__Exercise brief__.
Tell how many lines contain the word "color". Reply with the number only.

Figure data in JSON:
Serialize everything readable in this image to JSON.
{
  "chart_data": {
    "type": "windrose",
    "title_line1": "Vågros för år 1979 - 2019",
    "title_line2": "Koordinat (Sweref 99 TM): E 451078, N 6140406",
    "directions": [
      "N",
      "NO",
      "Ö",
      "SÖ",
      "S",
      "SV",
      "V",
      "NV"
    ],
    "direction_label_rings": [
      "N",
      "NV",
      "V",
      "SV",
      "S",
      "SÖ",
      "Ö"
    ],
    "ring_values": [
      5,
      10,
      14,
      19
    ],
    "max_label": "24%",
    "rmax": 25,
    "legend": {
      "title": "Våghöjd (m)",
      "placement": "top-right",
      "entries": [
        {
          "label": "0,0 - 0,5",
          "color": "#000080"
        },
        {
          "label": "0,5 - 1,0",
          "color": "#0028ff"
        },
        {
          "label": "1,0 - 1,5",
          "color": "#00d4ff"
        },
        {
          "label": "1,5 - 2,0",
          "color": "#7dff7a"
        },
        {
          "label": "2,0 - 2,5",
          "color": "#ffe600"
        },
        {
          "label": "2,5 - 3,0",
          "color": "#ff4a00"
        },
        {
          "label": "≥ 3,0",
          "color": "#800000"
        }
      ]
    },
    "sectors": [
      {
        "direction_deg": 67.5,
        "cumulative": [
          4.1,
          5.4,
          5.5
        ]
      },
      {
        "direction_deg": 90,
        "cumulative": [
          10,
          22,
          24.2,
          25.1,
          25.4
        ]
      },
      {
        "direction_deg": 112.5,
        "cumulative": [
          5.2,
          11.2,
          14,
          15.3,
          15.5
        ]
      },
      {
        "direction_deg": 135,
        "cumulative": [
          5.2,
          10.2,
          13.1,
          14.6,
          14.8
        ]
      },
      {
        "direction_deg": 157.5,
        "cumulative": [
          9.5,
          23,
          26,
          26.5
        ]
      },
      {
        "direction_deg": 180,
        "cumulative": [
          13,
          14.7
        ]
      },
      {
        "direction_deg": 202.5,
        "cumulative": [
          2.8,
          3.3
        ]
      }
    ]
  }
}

__Result of the task__.
7